Инструкция к заданию — Перепечатайте все приведённые ниже строки точно, не меняя в них ни одного знака.

Данные о пространственной разметке —
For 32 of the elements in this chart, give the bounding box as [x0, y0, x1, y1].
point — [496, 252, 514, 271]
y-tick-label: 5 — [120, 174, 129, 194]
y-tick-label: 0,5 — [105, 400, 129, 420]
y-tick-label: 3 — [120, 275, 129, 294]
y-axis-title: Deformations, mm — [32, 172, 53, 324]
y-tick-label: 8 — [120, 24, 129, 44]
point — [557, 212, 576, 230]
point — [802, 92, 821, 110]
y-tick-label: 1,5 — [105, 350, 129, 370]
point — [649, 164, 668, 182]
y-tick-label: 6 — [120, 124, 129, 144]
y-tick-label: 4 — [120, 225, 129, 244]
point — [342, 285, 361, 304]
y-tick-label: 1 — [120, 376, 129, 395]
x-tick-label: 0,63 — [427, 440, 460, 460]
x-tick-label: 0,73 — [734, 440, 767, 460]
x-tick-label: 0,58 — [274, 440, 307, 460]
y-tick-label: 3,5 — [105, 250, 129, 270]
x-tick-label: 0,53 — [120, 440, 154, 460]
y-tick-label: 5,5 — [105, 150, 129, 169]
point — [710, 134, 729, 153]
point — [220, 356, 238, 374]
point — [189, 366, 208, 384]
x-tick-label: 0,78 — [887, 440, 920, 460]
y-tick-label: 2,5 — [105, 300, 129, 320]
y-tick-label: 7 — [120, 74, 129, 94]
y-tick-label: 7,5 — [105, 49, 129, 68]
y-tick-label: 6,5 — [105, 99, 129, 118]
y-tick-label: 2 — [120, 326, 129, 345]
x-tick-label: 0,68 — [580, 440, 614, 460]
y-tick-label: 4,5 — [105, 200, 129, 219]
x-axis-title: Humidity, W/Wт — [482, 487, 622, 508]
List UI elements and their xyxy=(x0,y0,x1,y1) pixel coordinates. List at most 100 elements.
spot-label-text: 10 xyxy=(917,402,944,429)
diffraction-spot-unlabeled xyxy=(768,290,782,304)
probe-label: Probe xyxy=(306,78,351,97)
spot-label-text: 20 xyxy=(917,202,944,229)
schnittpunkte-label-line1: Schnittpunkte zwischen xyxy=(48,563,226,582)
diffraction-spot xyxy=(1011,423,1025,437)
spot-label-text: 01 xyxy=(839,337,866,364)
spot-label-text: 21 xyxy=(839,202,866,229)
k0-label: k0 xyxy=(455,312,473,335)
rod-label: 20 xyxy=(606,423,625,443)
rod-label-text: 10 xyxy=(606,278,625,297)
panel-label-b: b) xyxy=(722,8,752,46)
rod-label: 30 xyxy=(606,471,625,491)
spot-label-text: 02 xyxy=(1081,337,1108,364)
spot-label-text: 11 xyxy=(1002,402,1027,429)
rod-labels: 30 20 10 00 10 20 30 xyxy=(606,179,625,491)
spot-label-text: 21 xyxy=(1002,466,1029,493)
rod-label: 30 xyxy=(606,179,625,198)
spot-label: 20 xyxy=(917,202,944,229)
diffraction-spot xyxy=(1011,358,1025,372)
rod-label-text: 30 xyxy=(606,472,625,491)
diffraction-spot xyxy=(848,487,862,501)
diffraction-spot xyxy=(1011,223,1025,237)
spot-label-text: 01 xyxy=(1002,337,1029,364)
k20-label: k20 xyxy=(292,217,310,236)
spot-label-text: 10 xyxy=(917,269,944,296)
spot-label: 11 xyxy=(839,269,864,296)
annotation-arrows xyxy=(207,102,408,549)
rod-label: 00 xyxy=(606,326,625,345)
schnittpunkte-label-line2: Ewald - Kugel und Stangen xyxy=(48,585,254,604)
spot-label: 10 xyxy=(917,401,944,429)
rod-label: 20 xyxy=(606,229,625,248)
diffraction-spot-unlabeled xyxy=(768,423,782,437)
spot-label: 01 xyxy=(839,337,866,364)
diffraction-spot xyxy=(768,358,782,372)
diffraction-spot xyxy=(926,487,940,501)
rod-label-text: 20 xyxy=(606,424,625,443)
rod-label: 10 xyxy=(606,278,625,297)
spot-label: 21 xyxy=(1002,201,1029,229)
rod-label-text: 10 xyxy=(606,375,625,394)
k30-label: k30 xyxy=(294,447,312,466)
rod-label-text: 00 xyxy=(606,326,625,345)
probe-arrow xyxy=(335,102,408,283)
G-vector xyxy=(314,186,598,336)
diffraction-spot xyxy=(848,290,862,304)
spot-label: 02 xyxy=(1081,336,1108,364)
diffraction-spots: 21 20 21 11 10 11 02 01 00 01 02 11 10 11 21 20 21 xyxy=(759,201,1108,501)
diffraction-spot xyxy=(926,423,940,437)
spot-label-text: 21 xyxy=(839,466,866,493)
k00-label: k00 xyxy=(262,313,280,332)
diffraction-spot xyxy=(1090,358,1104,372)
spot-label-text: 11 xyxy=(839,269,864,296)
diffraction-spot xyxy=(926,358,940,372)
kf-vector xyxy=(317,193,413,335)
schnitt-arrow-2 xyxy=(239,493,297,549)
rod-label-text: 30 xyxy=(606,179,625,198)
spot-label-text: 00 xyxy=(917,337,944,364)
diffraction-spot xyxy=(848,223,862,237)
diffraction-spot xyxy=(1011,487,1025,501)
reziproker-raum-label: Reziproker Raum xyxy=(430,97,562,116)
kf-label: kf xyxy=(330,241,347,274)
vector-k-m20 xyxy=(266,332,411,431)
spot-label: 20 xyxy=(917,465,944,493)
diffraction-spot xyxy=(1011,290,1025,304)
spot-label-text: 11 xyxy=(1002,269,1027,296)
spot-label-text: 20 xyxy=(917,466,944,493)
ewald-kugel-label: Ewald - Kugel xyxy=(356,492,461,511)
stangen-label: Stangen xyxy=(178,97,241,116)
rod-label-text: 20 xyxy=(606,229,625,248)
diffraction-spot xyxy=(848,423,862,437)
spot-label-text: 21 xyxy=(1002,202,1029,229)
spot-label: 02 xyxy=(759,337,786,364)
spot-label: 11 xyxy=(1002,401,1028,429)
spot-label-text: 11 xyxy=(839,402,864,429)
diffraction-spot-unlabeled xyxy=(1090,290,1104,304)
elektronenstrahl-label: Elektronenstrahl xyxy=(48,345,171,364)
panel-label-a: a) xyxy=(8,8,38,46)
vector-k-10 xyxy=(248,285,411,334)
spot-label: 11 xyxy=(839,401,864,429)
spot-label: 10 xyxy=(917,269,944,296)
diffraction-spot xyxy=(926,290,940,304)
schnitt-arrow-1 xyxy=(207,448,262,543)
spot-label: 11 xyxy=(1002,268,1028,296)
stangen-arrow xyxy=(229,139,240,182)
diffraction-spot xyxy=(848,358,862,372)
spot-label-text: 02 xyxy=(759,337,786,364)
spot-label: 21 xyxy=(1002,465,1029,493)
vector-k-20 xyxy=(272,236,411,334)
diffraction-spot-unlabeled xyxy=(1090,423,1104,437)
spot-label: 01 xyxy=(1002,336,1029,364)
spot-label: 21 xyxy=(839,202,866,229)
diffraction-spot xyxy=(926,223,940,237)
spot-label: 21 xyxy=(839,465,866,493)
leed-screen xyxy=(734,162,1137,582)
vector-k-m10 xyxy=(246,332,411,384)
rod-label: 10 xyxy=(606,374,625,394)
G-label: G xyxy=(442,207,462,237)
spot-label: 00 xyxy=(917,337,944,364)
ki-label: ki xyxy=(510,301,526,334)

Ответ —
For 32 of the elements in this chart, give the bounding box as [x0, y0, x1, y1].
point — [496, 252, 514, 271]
y-tick-label: 5 — [120, 174, 129, 194]
y-tick-label: 0,5 — [105, 400, 129, 420]
y-tick-label: 3 — [120, 275, 129, 294]
y-axis-title: Deformations, mm — [32, 172, 53, 324]
y-tick-label: 8 — [120, 24, 129, 44]
point — [557, 212, 576, 230]
point — [802, 92, 821, 110]
y-tick-label: 1,5 — [105, 350, 129, 370]
point — [649, 164, 668, 182]
y-tick-label: 6 — [120, 124, 129, 144]
y-tick-label: 4 — [120, 225, 129, 244]
point — [342, 285, 361, 304]
y-tick-label: 1 — [120, 376, 129, 395]
x-tick-label: 0,63 — [427, 440, 460, 460]
x-tick-label: 0,73 — [734, 440, 767, 460]
x-tick-label: 0,58 — [274, 440, 307, 460]
y-tick-label: 3,5 — [105, 250, 129, 270]
x-tick-label: 0,53 — [120, 440, 154, 460]
y-tick-label: 5,5 — [105, 150, 129, 169]
point — [710, 134, 729, 153]
point — [220, 356, 238, 374]
point — [189, 366, 208, 384]
x-tick-label: 0,78 — [887, 440, 920, 460]
y-tick-label: 2,5 — [105, 300, 129, 320]
y-tick-label: 7 — [120, 74, 129, 94]
y-tick-label: 7,5 — [105, 49, 129, 68]
y-tick-label: 6,5 — [105, 99, 129, 118]
y-tick-label: 2 — [120, 326, 129, 345]
x-tick-label: 0,68 — [580, 440, 614, 460]
y-tick-label: 4,5 — [105, 200, 129, 219]
x-axis-title: Humidity, W/Wт — [482, 487, 622, 508]
List UI elements and their xyxy=(x0,y0,x1,y1) pixel coordinates. List at most 100 elements.
spot-label-text: 10 xyxy=(917,402,944,429)
diffraction-spot-unlabeled xyxy=(768,290,782,304)
probe-label: Probe xyxy=(306,78,351,97)
spot-label-text: 20 xyxy=(917,202,944,229)
schnittpunkte-label-line1: Schnittpunkte zwischen xyxy=(48,563,226,582)
diffraction-spot xyxy=(1011,423,1025,437)
spot-label-text: 01 xyxy=(839,337,866,364)
spot-label-text: 21 xyxy=(839,202,866,229)
k0-label: k0 xyxy=(455,312,473,335)
rod-label: 20 xyxy=(606,423,625,443)
rod-label-text: 10 xyxy=(606,278,625,297)
panel-label-b: b) xyxy=(722,8,752,46)
rod-label: 30 xyxy=(606,471,625,491)
spot-label-text: 02 xyxy=(1081,337,1108,364)
spot-label-text: 11 xyxy=(1002,402,1027,429)
rod-labels: 30 20 10 00 10 20 30 xyxy=(606,179,625,491)
spot-label-text: 21 xyxy=(1002,466,1029,493)
rod-label: 30 xyxy=(606,179,625,198)
spot-label: 20 xyxy=(917,202,944,229)
diffraction-spot xyxy=(1011,358,1025,372)
rod-label-text: 30 xyxy=(606,472,625,491)
diffraction-spot xyxy=(848,487,862,501)
diffraction-spot xyxy=(1011,223,1025,237)
spot-label-text: 01 xyxy=(1002,337,1029,364)
k20-label: k20 xyxy=(292,217,310,236)
spot-label-text: 10 xyxy=(917,269,944,296)
spot-label: 11 xyxy=(839,269,864,296)
annotation-arrows xyxy=(207,102,408,549)
rod-label: 00 xyxy=(606,326,625,345)
schnittpunkte-label-line2: Ewald - Kugel und Stangen xyxy=(48,585,254,604)
spot-label: 10 xyxy=(917,401,944,429)
rod-label: 20 xyxy=(606,229,625,248)
diffraction-spot-unlabeled xyxy=(768,423,782,437)
spot-label: 01 xyxy=(839,337,866,364)
diffraction-spot xyxy=(768,358,782,372)
diffraction-spot xyxy=(926,487,940,501)
rod-label-text: 20 xyxy=(606,424,625,443)
rod-label: 10 xyxy=(606,278,625,297)
spot-label: 21 xyxy=(1002,201,1029,229)
rod-label-text: 10 xyxy=(606,375,625,394)
k30-label: k30 xyxy=(294,447,312,466)
rod-label-text: 00 xyxy=(606,326,625,345)
probe-arrow xyxy=(335,102,408,283)
G-vector xyxy=(314,186,598,336)
diffraction-spot xyxy=(848,290,862,304)
spot-label: 02 xyxy=(1081,336,1108,364)
diffraction-spots: 21 20 21 11 10 11 02 01 00 01 02 11 10 11 21 20 21 xyxy=(759,201,1108,501)
diffraction-spot xyxy=(926,423,940,437)
spot-label-text: 21 xyxy=(839,466,866,493)
k00-label: k00 xyxy=(262,313,280,332)
diffraction-spot xyxy=(1090,358,1104,372)
spot-label-text: 11 xyxy=(839,269,864,296)
diffraction-spot xyxy=(926,358,940,372)
kf-vector xyxy=(317,193,413,335)
schnitt-arrow-2 xyxy=(239,493,297,549)
rod-label-text: 30 xyxy=(606,179,625,198)
spot-label-text: 00 xyxy=(917,337,944,364)
diffraction-spot xyxy=(848,223,862,237)
diffraction-spot xyxy=(1011,487,1025,501)
reziproker-raum-label: Reziproker Raum xyxy=(430,97,562,116)
kf-label: kf xyxy=(330,241,347,274)
vector-k-m20 xyxy=(266,332,411,431)
spot-label: 20 xyxy=(917,465,944,493)
diffraction-spot xyxy=(1011,290,1025,304)
spot-label-text: 11 xyxy=(1002,269,1027,296)
spot-label-text: 20 xyxy=(917,466,944,493)
ewald-kugel-label: Ewald - Kugel xyxy=(356,492,461,511)
stangen-label: Stangen xyxy=(178,97,241,116)
rod-label-text: 20 xyxy=(606,229,625,248)
diffraction-spot xyxy=(848,423,862,437)
spot-label-text: 21 xyxy=(1002,202,1029,229)
spot-label: 02 xyxy=(759,337,786,364)
spot-label: 11 xyxy=(1002,401,1028,429)
spot-label-text: 11 xyxy=(839,402,864,429)
diffraction-spot-unlabeled xyxy=(1090,290,1104,304)
elektronenstrahl-label: Elektronenstrahl xyxy=(48,345,171,364)
panel-label-a: a) xyxy=(8,8,38,46)
vector-k-10 xyxy=(248,285,411,334)
spot-label: 11 xyxy=(839,401,864,429)
spot-label: 10 xyxy=(917,269,944,296)
diffraction-spot xyxy=(926,290,940,304)
schnitt-arrow-1 xyxy=(207,448,262,543)
spot-label: 11 xyxy=(1002,268,1028,296)
stangen-arrow xyxy=(229,139,240,182)
diffraction-spot xyxy=(848,358,862,372)
spot-label-text: 02 xyxy=(759,337,786,364)
spot-label: 21 xyxy=(1002,465,1029,493)
vector-k-20 xyxy=(272,236,411,334)
diffraction-spot-unlabeled xyxy=(1090,423,1104,437)
spot-label: 01 xyxy=(1002,336,1029,364)
spot-label: 21 xyxy=(839,202,866,229)
diffraction-spot xyxy=(926,223,940,237)
spot-label: 21 xyxy=(839,465,866,493)
leed-screen xyxy=(734,162,1137,582)
vector-k-m10 xyxy=(246,332,411,384)
rod-label: 10 xyxy=(606,374,625,394)
G-label: G xyxy=(442,207,462,237)
spot-label: 00 xyxy=(917,337,944,364)
ki-label: ki xyxy=(510,301,526,334)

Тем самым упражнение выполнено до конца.